[A run of records]
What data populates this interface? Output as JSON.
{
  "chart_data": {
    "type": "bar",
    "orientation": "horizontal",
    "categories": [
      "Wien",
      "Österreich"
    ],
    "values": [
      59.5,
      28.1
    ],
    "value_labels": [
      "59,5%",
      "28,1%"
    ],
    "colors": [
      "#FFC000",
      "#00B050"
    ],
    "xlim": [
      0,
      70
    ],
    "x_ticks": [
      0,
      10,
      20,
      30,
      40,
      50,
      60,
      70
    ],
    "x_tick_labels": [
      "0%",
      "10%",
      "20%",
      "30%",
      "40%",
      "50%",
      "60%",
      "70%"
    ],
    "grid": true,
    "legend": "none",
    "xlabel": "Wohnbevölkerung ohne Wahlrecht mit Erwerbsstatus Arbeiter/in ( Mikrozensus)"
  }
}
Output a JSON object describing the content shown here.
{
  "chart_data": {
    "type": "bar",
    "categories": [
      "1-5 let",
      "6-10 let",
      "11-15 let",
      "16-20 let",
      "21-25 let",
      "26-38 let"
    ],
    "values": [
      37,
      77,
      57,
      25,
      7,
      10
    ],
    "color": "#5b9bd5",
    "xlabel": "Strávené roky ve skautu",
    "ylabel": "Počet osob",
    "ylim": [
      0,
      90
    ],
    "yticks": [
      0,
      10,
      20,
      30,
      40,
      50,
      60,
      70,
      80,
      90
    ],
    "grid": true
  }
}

### CHALLENGE
Show every line of the listing in which the string "xlabel" can be found.

### RESULT FOR THIS EXERCISE
    "xlabel": "Wohnbevölkerung ohne Wahlrecht mit Erwerbsstatus Arbeiter/in ( Mikrozensus)"
    "xlabel": "Strávené roky ve skautu",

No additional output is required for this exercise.